What you should do: Type the records out again in full, exactly.

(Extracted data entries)
-- START --

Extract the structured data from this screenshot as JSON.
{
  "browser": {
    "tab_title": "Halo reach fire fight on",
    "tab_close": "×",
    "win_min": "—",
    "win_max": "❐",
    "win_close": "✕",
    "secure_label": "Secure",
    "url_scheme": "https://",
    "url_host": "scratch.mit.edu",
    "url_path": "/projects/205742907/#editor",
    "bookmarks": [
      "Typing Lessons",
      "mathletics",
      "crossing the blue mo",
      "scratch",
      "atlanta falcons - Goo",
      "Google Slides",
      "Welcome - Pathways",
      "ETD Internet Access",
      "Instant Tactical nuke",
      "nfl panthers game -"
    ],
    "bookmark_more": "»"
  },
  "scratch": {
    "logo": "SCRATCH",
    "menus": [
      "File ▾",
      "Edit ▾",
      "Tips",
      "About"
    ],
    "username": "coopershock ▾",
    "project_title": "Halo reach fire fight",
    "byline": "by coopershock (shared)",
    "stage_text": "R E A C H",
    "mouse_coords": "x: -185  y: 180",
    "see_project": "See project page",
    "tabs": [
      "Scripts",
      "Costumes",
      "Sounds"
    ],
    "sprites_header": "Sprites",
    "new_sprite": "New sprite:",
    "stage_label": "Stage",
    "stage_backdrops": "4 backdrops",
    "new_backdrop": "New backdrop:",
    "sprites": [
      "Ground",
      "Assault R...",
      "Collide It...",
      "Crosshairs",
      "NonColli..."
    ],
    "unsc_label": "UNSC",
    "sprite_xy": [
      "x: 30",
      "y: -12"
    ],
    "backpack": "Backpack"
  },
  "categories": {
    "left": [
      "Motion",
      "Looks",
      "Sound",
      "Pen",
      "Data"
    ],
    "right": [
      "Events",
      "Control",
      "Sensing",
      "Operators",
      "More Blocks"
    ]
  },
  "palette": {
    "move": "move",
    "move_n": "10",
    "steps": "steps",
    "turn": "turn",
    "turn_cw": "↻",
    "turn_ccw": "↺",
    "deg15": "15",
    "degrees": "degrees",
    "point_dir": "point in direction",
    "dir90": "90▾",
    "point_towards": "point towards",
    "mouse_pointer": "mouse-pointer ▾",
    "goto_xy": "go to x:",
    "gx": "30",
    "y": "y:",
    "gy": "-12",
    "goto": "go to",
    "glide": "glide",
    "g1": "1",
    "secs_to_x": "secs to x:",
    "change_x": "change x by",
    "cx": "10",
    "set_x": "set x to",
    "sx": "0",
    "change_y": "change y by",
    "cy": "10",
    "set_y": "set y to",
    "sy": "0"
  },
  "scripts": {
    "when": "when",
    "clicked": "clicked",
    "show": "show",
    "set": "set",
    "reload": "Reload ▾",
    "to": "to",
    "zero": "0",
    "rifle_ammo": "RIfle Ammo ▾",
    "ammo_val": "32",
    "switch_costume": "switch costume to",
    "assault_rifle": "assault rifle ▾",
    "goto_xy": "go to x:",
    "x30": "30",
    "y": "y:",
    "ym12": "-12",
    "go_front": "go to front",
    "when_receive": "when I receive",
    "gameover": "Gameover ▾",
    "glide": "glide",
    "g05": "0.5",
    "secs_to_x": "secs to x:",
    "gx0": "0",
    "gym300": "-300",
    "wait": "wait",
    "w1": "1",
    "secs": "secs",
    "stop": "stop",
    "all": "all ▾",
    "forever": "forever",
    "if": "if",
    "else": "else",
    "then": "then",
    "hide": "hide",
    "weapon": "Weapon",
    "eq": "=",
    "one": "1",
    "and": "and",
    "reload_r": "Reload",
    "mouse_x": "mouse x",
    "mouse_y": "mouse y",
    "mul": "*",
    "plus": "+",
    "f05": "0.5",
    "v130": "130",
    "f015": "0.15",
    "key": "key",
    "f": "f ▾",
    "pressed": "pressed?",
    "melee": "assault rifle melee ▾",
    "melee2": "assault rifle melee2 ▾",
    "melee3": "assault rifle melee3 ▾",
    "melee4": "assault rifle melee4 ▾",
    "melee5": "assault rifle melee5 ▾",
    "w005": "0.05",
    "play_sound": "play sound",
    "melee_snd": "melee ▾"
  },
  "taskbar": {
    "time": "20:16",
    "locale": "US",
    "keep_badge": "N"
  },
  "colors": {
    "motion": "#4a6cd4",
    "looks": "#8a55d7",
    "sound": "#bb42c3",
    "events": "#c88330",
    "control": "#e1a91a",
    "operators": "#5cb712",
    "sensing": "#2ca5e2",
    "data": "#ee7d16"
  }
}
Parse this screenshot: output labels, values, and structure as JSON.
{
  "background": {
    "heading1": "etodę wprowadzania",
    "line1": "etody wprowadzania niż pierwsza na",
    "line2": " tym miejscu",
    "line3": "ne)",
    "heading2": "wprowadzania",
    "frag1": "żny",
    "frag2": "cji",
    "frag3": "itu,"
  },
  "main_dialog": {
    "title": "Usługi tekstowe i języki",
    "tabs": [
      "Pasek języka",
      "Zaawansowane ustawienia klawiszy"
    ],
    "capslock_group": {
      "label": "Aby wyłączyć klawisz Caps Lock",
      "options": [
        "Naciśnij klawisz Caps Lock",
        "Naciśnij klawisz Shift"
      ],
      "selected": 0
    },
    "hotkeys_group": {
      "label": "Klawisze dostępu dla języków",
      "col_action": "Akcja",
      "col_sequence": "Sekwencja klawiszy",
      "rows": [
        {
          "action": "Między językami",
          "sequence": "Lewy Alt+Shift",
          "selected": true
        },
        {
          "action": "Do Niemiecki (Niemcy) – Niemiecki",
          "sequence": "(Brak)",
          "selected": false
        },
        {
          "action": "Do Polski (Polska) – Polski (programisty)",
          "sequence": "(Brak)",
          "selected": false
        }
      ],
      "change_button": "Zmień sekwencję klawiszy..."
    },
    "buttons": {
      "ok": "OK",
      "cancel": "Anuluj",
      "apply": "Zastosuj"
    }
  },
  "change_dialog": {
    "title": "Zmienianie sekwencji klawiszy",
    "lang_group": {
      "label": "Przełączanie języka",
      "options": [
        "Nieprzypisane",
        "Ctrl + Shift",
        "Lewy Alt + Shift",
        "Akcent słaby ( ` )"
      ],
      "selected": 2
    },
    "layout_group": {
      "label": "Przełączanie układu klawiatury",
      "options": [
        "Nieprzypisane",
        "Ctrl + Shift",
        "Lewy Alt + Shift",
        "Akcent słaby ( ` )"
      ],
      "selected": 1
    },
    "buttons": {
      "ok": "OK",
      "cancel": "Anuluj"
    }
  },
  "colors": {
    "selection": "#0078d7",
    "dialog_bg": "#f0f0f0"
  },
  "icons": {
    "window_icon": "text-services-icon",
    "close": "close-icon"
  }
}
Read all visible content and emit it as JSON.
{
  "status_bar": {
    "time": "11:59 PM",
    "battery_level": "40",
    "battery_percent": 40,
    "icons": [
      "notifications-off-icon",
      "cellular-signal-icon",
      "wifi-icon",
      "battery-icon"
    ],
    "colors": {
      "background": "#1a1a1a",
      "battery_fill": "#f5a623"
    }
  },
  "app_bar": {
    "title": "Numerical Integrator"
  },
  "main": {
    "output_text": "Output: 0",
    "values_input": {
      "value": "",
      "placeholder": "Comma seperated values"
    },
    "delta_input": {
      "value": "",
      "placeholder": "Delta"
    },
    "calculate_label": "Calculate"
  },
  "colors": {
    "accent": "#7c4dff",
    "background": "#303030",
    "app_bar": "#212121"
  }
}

-- END --

The solution:
Extract the structured data from this screenshot as JSON.
{
  "browser": {
    "tab_title": "Halo reach fire fight on",
    "tab_close": "×",
    "win_min": "—",
    "win_max": "❐",
    "win_close": "✕",
    "secure_label": "Secure",
    "url_scheme": "https://",
    "url_host": "scratch.mit.edu",
    "url_path": "/projects/205742907/#editor",
    "bookmarks": [
      "Typing Lessons",
      "mathletics",
      "crossing the blue mo",
      "scratch",
      "atlanta falcons - Goo",
      "Google Slides",
      "Welcome - Pathways",
      "ETD Internet Access",
      "Instant Tactical nuke",
      "nfl panthers game -"
    ],
    "bookmark_more": "»"
  },
  "scratch": {
    "logo": "SCRATCH",
    "menus": [
      "File ▾",
      "Edit ▾",
      "Tips",
      "About"
    ],
    "username": "coopershock ▾",
    "project_title": "Halo reach fire fight",
    "byline": "by coopershock (shared)",
    "stage_text": "R E A C H",
    "mouse_coords": "x: -185  y: 180",
    "see_project": "See project page",
    "tabs": [
      "Scripts",
      "Costumes",
      "Sounds"
    ],
    "sprites_header": "Sprites",
    "new_sprite": "New sprite:",
    "stage_label": "Stage",
    "stage_backdrops": "4 backdrops",
    "new_backdrop": "New backdrop:",
    "sprites": [
      "Ground",
      "Assault R...",
      "Collide It...",
      "Crosshairs",
      "NonColli..."
    ],
    "unsc_label": "UNSC",
    "sprite_xy": [
      "x: 30",
      "y: -12"
    ],
    "backpack": "Backpack"
  },
  "categories": {
    "left": [
      "Motion",
      "Looks",
      "Sound",
      "Pen",
      "Data"
    ],
    "right": [
      "Events",
      "Control",
      "Sensing",
      "Operators",
      "More Blocks"
    ]
  },
  "palette": {
    "move": "move",
    "move_n": "10",
    "steps": "steps",
    "turn": "turn",
    "turn_cw": "↻",
    "turn_ccw": "↺",
    "deg15": "15",
    "degrees": "degrees",
    "point_dir": "point in direction",
    "dir90": "90▾",
    "point_towards": "point towards",
    "mouse_pointer": "mouse-pointer ▾",
    "goto_xy": "go to x:",
    "gx": "30",
    "y": "y:",
    "gy": "-12",
    "goto": "go to",
    "glide": "glide",
    "g1": "1",
    "secs_to_x": "secs to x:",
    "change_x": "change x by",
    "cx": "10",
    "set_x": "set x to",
    "sx": "0",
    "change_y": "change y by",
    "cy": "10",
    "set_y": "set y to",
    "sy": "0"
  },
  "scripts": {
    "when": "when",
    "clicked": "clicked",
    "show": "show",
    "set": "set",
    "reload": "Reload ▾",
    "to": "to",
    "zero": "0",
    "rifle_ammo": "RIfle Ammo ▾",
    "ammo_val": "32",
    "switch_costume": "switch costume to",
    "assault_rifle": "assault rifle ▾",
    "goto_xy": "go to x:",
    "x30": "30",
    "y": "y:",
    "ym12": "-12",
    "go_front": "go to front",
    "when_receive": "when I receive",
    "gameover": "Gameover ▾",
    "glide": "glide",
    "g05": "0.5",
    "secs_to_x": "secs to x:",
    "gx0": "0",
    "gym300": "-300",
    "wait": "wait",
    "w1": "1",
    "secs": "secs",
    "stop": "stop",
    "all": "all ▾",
    "forever": "forever",
    "if": "if",
    "else": "else",
    "then": "then",
    "hide": "hide",
    "weapon": "Weapon",
    "eq": "=",
    "one": "1",
    "and": "and",
    "reload_r": "Reload",
    "mouse_x": "mouse x",
    "mouse_y": "mouse y",
    "mul": "*",
    "plus": "+",
    "f05": "0.5",
    "v130": "130",
    "f015": "0.15",
    "key": "key",
    "f": "f ▾",
    "pressed": "pressed?",
    "melee": "assault rifle melee ▾",
    "melee2": "assault rifle melee2 ▾",
    "melee3": "assault rifle melee3 ▾",
    "melee4": "assault rifle melee4 ▾",
    "melee5": "assault rifle melee5 ▾",
    "w005": "0.05",
    "play_sound": "play sound",
    "melee_snd": "melee ▾"
  },
  "taskbar": {
    "time": "20:16",
    "locale": "US",
    "keep_badge": "N"
  },
  "colors": {
    "motion": "#4a6cd4",
    "looks": "#8a55d7",
    "sound": "#bb42c3",
    "events": "#c88330",
    "control": "#e1a91a",
    "operators": "#5cb712",
    "sensing": "#2ca5e2",
    "data": "#ee7d16"
  }
}
Parse this screenshot: output labels, values, and structure as JSON.
{
  "background": {
    "heading1": "etodę wprowadzania",
    "line1": "etody wprowadzania niż pierwsza na",
    "line2": " tym miejscu",
    "line3": "ne)",
    "heading2": "wprowadzania",
    "frag1": "żny",
    "frag2": "cji",
    "frag3": "itu,"
  },
  "main_dialog": {
    "title": "Usługi tekstowe i języki",
    "tabs": [
      "Pasek języka",
      "Zaawansowane ustawienia klawiszy"
    ],
    "capslock_group": {
      "label": "Aby wyłączyć klawisz Caps Lock",
      "options": [
        "Naciśnij klawisz Caps Lock",
        "Naciśnij klawisz Shift"
      ],
      "selected": 0
    },
    "hotkeys_group": {
      "label": "Klawisze dostępu dla języków",
      "col_action": "Akcja",
      "col_sequence": "Sekwencja klawiszy",
      "rows": [
        {
          "action": "Między językami",
          "sequence": "Lewy Alt+Shift",
          "selected": true
        },
        {
          "action": "Do Niemiecki (Niemcy) – Niemiecki",
          "sequence": "(Brak)",
          "selected": false
        },
        {
          "action": "Do Polski (Polska) – Polski (programisty)",
          "sequence": "(Brak)",
          "selected": false
        }
      ],
      "change_button": "Zmień sekwencję klawiszy..."
    },
    "buttons": {
      "ok": "OK",
      "cancel": "Anuluj",
      "apply": "Zastosuj"
    }
  },
  "change_dialog": {
    "title": "Zmienianie sekwencji klawiszy",
    "lang_group": {
      "label": "Przełączanie języka",
      "options": [
        "Nieprzypisane",
        "Ctrl + Shift",
        "Lewy Alt + Shift",
        "Akcent słaby ( ` )"
      ],
      "selected": 2
    },
    "layout_group": {
      "label": "Przełączanie układu klawiatury",
      "options": [
        "Nieprzypisane",
        "Ctrl + Shift",
        "Lewy Alt + Shift",
        "Akcent słaby ( ` )"
      ],
      "selected": 1
    },
    "buttons": {
      "ok": "OK",
      "cancel": "Anuluj"
    }
  },
  "colors": {
    "selection": "#0078d7",
    "dialog_bg": "#f0f0f0"
  },
  "icons": {
    "window_icon": "text-services-icon",
    "close": "close-icon"
  }
}
Read all visible content and emit it as JSON.
{
  "status_bar": {
    "time": "11:59 PM",
    "battery_level": "40",
    "battery_percent": 40,
    "icons": [
      "notifications-off-icon",
      "cellular-signal-icon",
      "wifi-icon",
      "battery-icon"
    ],
    "colors": {
      "background": "#1a1a1a",
      "battery_fill": "#f5a623"
    }
  },
  "app_bar": {
    "title": "Numerical Integrator"
  },
  "main": {
    "output_text": "Output: 0",
    "values_input": {
      "value": "",
      "placeholder": "Comma seperated values"
    },
    "delta_input": {
      "value": "",
      "placeholder": "Delta"
    },
    "calculate_label": "Calculate"
  },
  "colors": {
    "accent": "#7c4dff",
    "background": "#303030",
    "app_bar": "#212121"
  }
}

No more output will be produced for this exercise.